### Stated exercise A
Output the lines of the records starting at the line that contains "caption-c: в) [1139,1018,1164,1049]" and ending at the line that contains "wifi-icon [389,22,407,39]" as a JSON list of strings, one string per line.

## BEGIN Text

For Nimble, Sandra painted on Tyvek, a building wrap material (left). Wence used indigo, pomegranate, and aniline dyes (right). Photos by Wence Martinez.

“He’s not weaving every brushstroke, but interpreting through his own lens and invigorating the woven work with his own tonalities.”
    —Sandra Martinez

Meanwhile, inspired by the Haitian cut-out metal work at the Milwaukee Art Museum, and having been an “obsessive potter” from age 14, Sandra, whose heritage is German and Dutch, found her artistic wellspring in college when a mentor at the University of Wisconsin–Green Bay encouraged her stream-of-consciousness drawings. “I was attracted to all Indigenous forms of drawing, to the realization that all humans have this connection and need to create,” she explains. “I was never interested in the outside world or representational work, partly because I come from craft, from an engagement with clay.”

Sandra describes her drawing process as “creating a visual journal that’s meditative” for her. She draws on old books or breaks down their pages for collage details, in a process that offers “a release from precious materials and equipment and a release from the expected paths of making things,” she says. “The resulting objects straddle the humble and precious.” Her signature glyphs and symbols are “simple, abstracted figures that point to our kinship as humans,” she adds. Some also reference animals, plants, and shelter.

artist in apron at work with a brush on a paintin on paperpencils in trays next to drawings on book pages

TOP: Sandra with her sumi brush, used for fine detail and expressive strokes. BOTTOM: Her wide array of colored pencils. Photos by Brendan Ryan.

Many of her symbols appear as two halves of a whole. “I like recognizing a shadow side,” she says, “which references the mystery of the world.” Similarly, their collaborative process is an integration of two artistic sensibilities confident in their skill, awareness, and instincts, and grounded in the sense of freedom and trust they share.

Collaborative Kinship

Sandra is prolific: much of her artwork never becomes a weaving. She creates her art on such quotidian materials as butcher paper, book pages, even Tyvek. She relishes recycling scraps lying around the studio from older works on paper and vellum calligraphy documents; each imparts different textural elements to her process.

After making hundreds of drawings, she selects several to create as paintings, anticipating some will be transformed again when “Wence wanders in and we talk about which one could become a weaving,” she says. After making the cartoon (a full-scale preparatory drawing) and adjusting composition, scale, color, and detail, the couple sorts through Wence’s wool, which he’s hand-dyed using materials such as indigo, cochineal, lichen, and pomegranate skin.

dismantled antique book with painting of a symbol over the topmost page

Sandra took “great pleasure in cutting up” this 1877 book of missionary writings, whose author was involved in Native American conversions. Photo by Sandra Martinez.

## END Text
## BEGIN Supplied material

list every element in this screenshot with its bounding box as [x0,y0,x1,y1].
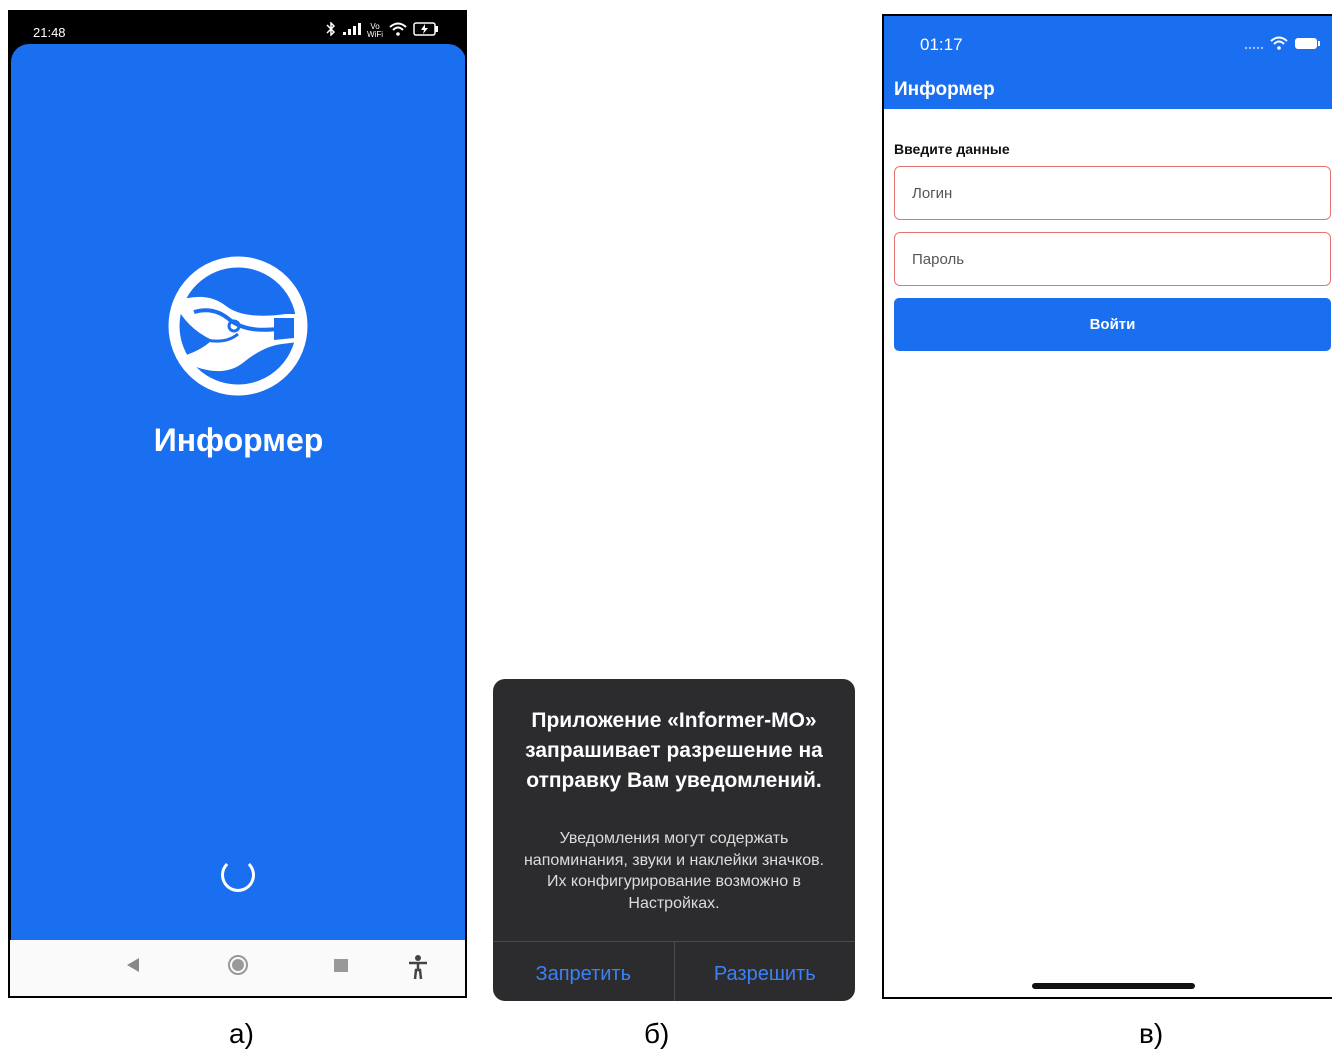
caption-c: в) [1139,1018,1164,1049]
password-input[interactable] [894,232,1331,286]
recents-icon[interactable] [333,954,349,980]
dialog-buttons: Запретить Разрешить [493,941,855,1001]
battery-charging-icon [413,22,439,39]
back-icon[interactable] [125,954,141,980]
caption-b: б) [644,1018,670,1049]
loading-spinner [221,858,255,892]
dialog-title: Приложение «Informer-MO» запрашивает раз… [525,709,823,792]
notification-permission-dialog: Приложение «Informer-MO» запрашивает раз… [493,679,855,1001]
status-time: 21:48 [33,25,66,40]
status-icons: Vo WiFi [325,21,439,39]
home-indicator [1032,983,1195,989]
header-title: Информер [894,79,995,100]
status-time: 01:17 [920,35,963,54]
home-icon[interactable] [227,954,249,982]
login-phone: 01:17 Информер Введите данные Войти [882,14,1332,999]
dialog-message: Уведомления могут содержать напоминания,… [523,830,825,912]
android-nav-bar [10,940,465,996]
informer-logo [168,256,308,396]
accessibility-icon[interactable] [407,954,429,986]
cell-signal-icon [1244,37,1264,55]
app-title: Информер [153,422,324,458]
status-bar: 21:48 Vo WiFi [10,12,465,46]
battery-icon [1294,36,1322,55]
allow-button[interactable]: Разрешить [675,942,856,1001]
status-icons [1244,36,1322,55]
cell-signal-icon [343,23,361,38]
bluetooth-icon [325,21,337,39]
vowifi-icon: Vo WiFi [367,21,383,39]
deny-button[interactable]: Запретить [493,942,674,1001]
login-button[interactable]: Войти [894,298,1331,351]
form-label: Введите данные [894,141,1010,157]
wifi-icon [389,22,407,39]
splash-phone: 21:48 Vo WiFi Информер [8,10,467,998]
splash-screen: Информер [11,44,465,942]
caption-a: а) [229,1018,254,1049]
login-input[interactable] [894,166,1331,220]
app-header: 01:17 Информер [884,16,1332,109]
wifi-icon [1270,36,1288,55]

## END Supplied material

### Stated exercise B
From the text on Sandra Martinez's art, copy the passage starting at "Sandra describes her" and ending at "by Brendan Ryan.".

### Reply A
[
  "caption-c: в) [1139,1018,1164,1049]",
  "password-input[interactable] [894,232,1331,286]",
  "recents-icon[interactable] [333,954,349,980]",
  "dialog-buttons: Запретить Разрешить [493,941,855,1001]",
  "battery-charging-icon [413,22,439,39]",
  "back-icon[interactable] [125,954,141,980]",
  "caption-b: б) [644,1018,670,1049]",
  "loading-spinner [221,858,255,892]",
  "dialog-title: Приложение «Informer-MO» запрашивает раз… [525,709,823,792]",
  "notification-permission-dialog: Приложение «Informer-MO» запрашивает раз… [493,679,855,1001]",
  "status-time: 21:48 [33,25,66,40]",
  "status-icons: Vo WiFi [325,21,439,39]",
  "home-indicator [1032,983,1195,989]",
  "header-title: Информер [894,79,995,100]",
  "status-time: 01:17 [920,35,963,54]",
  "home-icon[interactable] [227,954,249,982]",
  "login-phone: 01:17 Информер Введите данные Войти [882,14,1332,999]",
  "dialog-message: Уведомления могут содержать напоминания,… [523,830,825,912]",
  "android-nav-bar [10,940,465,996]",
  "informer-logo [168,256,308,396]",
  "accessibility-icon[interactable] [407,954,429,986]",
  "cell-signal-icon [1244,37,1264,55]",
  "app-title: Информер [153,422,324,458]",
  "status-bar: 21:48 Vo WiFi [10,12,465,46]",
  "battery-icon [1294,36,1322,55]",
  "allow-button[interactable]: Разрешить [675,942,856,1001]",
  "status-icons [1244,36,1322,55]",
  "cell-signal-icon [343,23,361,38]",
  "bluetooth-icon [325,21,337,39]",
  "vowifi-icon: Vo WiFi [367,21,383,39]",
  "deny-button[interactable]: Запретить [493,942,674,1001]",
  "login-button[interactable]: Войти [894,298,1331,351]",
  "form-label: Введите данные [894,141,1010,157]",
  "wifi-icon [389,22,407,39]"
]

### Reply B
Sandra describes her drawing process as “creating a visual journal that’s meditative” for her. She draws on old books or breaks down their pages for collage details, in a process that offers “a release from precious materials and equipment and a release from the expected paths of making things,” she says. “The resulting objects straddle the humble and precious.” Her signature glyphs and symbols are “simple, abstracted figures that point to our kinship as humans,” she adds. Some also reference animals, plants, and shelter.

artist in apron at work with a brush on a paintin on paperpencils in trays next to drawings on book pages

TOP: Sandra with her sumi brush, used for fine detail and expressive strokes. BOTTOM: Her wide array of colored pencils. Photos by Brendan Ryan.